_EXERCISE OBJECTIVE_
Track down the lines that contain "name" and copy them.

_TASK INPUTS_
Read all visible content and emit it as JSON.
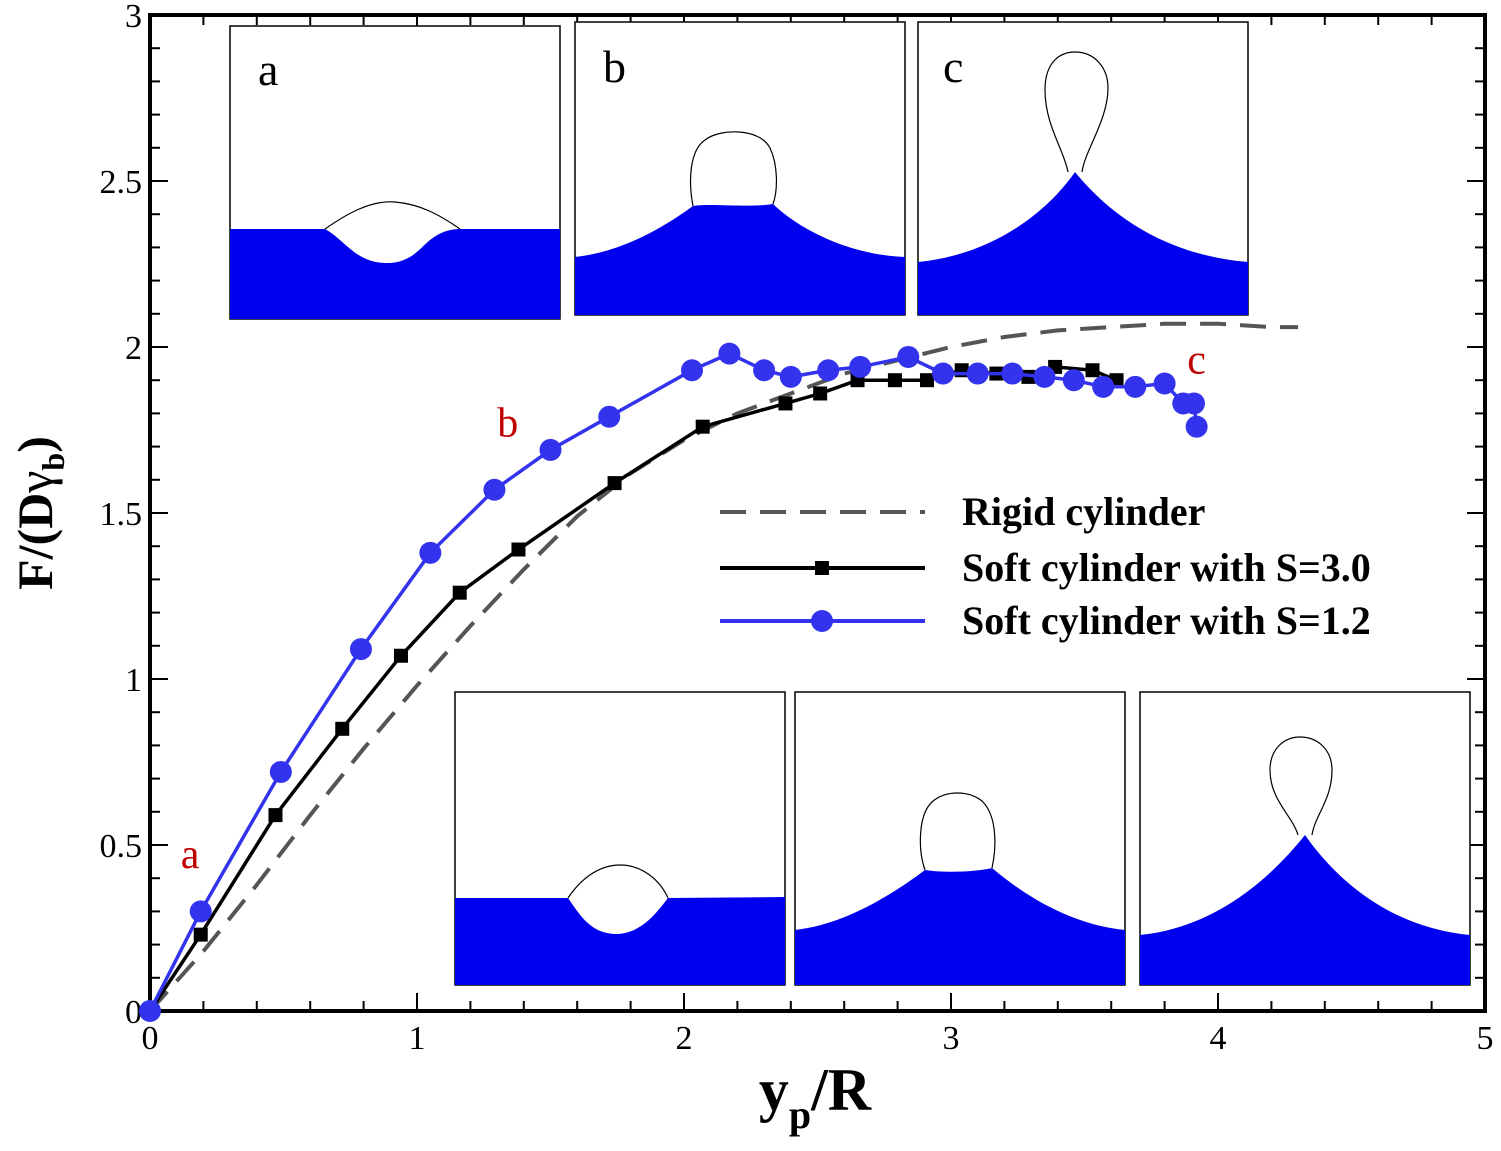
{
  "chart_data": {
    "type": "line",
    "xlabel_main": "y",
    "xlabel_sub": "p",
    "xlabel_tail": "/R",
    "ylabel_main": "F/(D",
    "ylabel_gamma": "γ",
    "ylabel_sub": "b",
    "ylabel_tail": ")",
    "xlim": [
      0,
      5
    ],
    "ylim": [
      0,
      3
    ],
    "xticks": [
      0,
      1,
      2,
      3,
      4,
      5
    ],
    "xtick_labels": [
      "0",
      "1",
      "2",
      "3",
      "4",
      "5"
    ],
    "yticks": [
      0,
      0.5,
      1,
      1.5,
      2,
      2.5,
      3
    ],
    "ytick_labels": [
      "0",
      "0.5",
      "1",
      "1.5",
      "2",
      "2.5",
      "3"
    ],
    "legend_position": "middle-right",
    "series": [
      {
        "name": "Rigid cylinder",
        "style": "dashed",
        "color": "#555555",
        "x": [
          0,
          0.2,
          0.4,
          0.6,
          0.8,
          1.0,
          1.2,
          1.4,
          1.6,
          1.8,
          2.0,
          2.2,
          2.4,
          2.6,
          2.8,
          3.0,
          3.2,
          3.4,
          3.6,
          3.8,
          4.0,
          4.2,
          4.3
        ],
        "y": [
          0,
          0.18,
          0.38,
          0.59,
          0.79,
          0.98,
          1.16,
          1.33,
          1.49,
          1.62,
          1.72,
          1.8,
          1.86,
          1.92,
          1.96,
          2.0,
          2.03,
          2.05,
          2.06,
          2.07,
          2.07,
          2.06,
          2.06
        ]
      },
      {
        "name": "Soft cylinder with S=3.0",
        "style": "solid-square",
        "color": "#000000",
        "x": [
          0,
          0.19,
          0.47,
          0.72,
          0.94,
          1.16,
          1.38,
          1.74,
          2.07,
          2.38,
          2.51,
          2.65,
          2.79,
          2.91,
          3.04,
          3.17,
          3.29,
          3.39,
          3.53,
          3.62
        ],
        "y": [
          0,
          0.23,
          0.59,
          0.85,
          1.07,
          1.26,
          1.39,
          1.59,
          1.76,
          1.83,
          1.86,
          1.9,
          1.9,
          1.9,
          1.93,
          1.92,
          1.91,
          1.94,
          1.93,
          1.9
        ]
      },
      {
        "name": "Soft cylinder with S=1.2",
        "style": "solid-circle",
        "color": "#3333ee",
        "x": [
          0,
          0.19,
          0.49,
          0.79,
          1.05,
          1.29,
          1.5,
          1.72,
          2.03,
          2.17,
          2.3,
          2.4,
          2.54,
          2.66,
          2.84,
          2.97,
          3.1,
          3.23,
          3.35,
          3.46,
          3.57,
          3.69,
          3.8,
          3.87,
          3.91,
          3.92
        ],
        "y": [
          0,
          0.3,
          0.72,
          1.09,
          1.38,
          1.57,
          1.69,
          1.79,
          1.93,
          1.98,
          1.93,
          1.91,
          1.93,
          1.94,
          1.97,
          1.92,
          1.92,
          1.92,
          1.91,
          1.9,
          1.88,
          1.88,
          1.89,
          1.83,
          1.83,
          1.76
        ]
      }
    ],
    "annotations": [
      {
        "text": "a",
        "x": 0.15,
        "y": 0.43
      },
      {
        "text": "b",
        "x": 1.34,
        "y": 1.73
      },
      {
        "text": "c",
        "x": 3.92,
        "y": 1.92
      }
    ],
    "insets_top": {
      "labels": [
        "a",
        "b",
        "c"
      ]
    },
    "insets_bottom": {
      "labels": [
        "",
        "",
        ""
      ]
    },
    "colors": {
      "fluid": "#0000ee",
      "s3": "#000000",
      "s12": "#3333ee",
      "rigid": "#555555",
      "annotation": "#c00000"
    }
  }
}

...

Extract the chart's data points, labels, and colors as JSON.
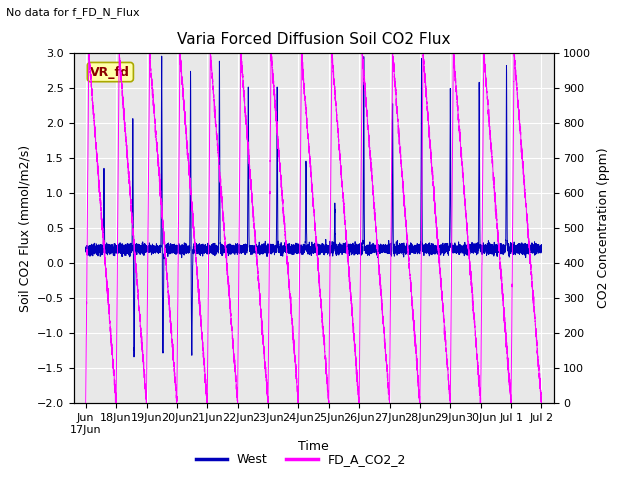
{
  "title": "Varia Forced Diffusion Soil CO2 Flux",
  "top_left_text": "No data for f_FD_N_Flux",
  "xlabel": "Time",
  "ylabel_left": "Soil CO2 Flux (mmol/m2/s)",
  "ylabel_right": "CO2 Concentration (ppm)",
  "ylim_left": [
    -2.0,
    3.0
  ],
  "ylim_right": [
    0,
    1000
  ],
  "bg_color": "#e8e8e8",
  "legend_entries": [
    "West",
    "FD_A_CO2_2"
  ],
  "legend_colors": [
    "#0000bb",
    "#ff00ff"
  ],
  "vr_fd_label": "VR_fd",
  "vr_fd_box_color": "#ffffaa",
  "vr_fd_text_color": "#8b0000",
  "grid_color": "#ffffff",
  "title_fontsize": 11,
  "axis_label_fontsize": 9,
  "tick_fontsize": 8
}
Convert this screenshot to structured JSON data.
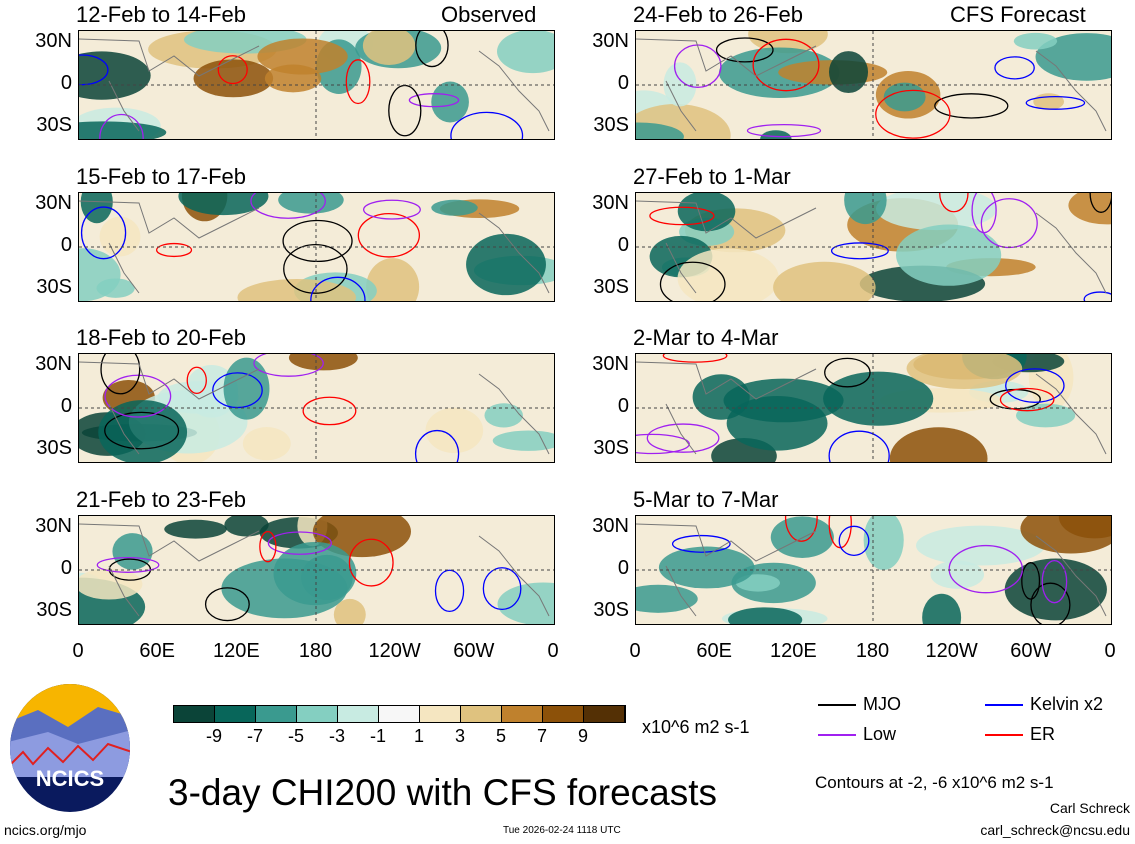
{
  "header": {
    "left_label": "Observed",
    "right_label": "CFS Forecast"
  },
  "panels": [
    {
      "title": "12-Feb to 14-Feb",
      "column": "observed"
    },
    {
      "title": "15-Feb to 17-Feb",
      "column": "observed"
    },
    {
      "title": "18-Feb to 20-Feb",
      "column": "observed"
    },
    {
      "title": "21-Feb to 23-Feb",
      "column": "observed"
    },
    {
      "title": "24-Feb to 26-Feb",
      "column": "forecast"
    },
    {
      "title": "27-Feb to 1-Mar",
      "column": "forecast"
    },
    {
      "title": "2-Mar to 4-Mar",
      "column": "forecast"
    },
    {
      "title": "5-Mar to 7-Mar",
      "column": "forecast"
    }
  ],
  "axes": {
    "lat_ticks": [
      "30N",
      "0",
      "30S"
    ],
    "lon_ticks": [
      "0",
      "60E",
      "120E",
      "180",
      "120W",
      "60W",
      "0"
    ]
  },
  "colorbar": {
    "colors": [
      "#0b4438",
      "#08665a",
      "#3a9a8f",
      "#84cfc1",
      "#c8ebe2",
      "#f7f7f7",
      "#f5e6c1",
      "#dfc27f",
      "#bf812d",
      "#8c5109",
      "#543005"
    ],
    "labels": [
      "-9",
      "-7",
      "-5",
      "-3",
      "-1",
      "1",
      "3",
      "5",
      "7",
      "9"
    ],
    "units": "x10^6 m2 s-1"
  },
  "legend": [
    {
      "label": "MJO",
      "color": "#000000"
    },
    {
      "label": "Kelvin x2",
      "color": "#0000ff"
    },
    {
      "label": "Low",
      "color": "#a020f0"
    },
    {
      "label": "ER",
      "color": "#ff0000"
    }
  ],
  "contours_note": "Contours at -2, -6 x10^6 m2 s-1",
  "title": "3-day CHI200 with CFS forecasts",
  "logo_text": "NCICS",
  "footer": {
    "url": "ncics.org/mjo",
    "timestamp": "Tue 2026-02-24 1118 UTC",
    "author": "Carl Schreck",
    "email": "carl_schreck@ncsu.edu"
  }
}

_RESPONSE TO THE EXERCISE_
        "name": "Rigid cylinder",
        "name": "Soft cylinder with S=3.0",
        "name": "Soft cylinder with S=1.2",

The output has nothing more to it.